>> START Records supplied

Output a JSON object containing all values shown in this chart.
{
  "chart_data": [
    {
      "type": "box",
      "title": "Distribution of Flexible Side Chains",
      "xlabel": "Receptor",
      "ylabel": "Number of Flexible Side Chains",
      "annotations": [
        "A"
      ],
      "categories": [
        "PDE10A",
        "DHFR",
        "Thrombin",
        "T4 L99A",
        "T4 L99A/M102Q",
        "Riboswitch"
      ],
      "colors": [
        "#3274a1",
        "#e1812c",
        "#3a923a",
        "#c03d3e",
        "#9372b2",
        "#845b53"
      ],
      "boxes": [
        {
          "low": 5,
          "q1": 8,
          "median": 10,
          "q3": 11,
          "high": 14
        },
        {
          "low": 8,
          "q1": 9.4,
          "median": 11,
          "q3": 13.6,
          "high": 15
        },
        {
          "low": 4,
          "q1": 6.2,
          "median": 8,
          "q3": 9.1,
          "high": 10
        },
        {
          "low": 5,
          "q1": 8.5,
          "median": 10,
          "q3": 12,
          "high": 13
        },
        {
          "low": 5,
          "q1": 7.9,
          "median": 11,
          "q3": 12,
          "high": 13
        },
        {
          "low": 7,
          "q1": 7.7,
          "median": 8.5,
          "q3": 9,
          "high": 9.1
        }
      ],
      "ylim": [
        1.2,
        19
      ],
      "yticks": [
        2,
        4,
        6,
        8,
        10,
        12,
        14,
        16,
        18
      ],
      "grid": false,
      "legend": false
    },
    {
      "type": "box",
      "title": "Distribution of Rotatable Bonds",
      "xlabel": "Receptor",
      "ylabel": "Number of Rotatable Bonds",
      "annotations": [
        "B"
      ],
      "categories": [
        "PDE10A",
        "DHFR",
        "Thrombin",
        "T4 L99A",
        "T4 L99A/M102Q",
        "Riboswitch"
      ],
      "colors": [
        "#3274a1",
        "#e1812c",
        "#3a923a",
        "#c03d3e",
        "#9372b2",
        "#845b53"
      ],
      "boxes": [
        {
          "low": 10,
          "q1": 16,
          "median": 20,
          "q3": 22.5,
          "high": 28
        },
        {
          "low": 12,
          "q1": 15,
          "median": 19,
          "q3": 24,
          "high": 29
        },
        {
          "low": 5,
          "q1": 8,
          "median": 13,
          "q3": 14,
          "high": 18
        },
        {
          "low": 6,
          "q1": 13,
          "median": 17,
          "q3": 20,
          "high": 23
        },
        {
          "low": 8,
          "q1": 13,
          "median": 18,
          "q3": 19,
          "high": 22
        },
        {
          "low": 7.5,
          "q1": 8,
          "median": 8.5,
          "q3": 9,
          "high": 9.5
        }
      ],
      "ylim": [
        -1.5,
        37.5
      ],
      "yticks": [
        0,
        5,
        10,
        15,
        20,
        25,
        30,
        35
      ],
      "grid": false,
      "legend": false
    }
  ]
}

>> END Records supplied

Written exercise
All of the data needs to be printed once more, exactly.

Result
Output a JSON object containing all values shown in this chart.
{
  "chart_data": [
    {
      "type": "box",
      "title": "Distribution of Flexible Side Chains",
      "xlabel": "Receptor",
      "ylabel": "Number of Flexible Side Chains",
      "annotations": [
        "A"
      ],
      "categories": [
        "PDE10A",
        "DHFR",
        "Thrombin",
        "T4 L99A",
        "T4 L99A/M102Q",
        "Riboswitch"
      ],
      "colors": [
        "#3274a1",
        "#e1812c",
        "#3a923a",
        "#c03d3e",
        "#9372b2",
        "#845b53"
      ],
      "boxes": [
        {
          "low": 5,
          "q1": 8,
          "median": 10,
          "q3": 11,
          "high": 14
        },
        {
          "low": 8,
          "q1": 9.4,
          "median": 11,
          "q3": 13.6,
          "high": 15
        },
        {
          "low": 4,
          "q1": 6.2,
          "median": 8,
          "q3": 9.1,
          "high": 10
        },
        {
          "low": 5,
          "q1": 8.5,
          "median": 10,
          "q3": 12,
          "high": 13
        },
        {
          "low": 5,
          "q1": 7.9,
          "median": 11,
          "q3": 12,
          "high": 13
        },
        {
          "low": 7,
          "q1": 7.7,
          "median": 8.5,
          "q3": 9,
          "high": 9.1
        }
      ],
      "ylim": [
        1.2,
        19
      ],
      "yticks": [
        2,
        4,
        6,
        8,
        10,
        12,
        14,
        16,
        18
      ],
      "grid": false,
      "legend": false
    },
    {
      "type": "box",
      "title": "Distribution of Rotatable Bonds",
      "xlabel": "Receptor",
      "ylabel": "Number of Rotatable Bonds",
      "annotations": [
        "B"
      ],
      "categories": [
        "PDE10A",
        "DHFR",
        "Thrombin",
        "T4 L99A",
        "T4 L99A/M102Q",
        "Riboswitch"
      ],
      "colors": [
        "#3274a1",
        "#e1812c",
        "#3a923a",
        "#c03d3e",
        "#9372b2",
        "#845b53"
      ],
      "boxes": [
        {
          "low": 10,
          "q1": 16,
          "median": 20,
          "q3": 22.5,
          "high": 28
        },
        {
          "low": 12,
          "q1": 15,
          "median": 19,
          "q3": 24,
          "high": 29
        },
        {
          "low": 5,
          "q1": 8,
          "median": 13,
          "q3": 14,
          "high": 18
        },
        {
          "low": 6,
          "q1": 13,
          "median": 17,
          "q3": 20,
          "high": 23
        },
        {
          "low": 8,
          "q1": 13,
          "median": 18,
          "q3": 19,
          "high": 22
        },
        {
          "low": 7.5,
          "q1": 8,
          "median": 8.5,
          "q3": 9,
          "high": 9.5
        }
      ],
      "ylim": [
        -1.5,
        37.5
      ],
      "yticks": [
        0,
        5,
        10,
        15,
        20,
        25,
        30,
        35
      ],
      "grid": false,
      "legend": false
    }
  ]
}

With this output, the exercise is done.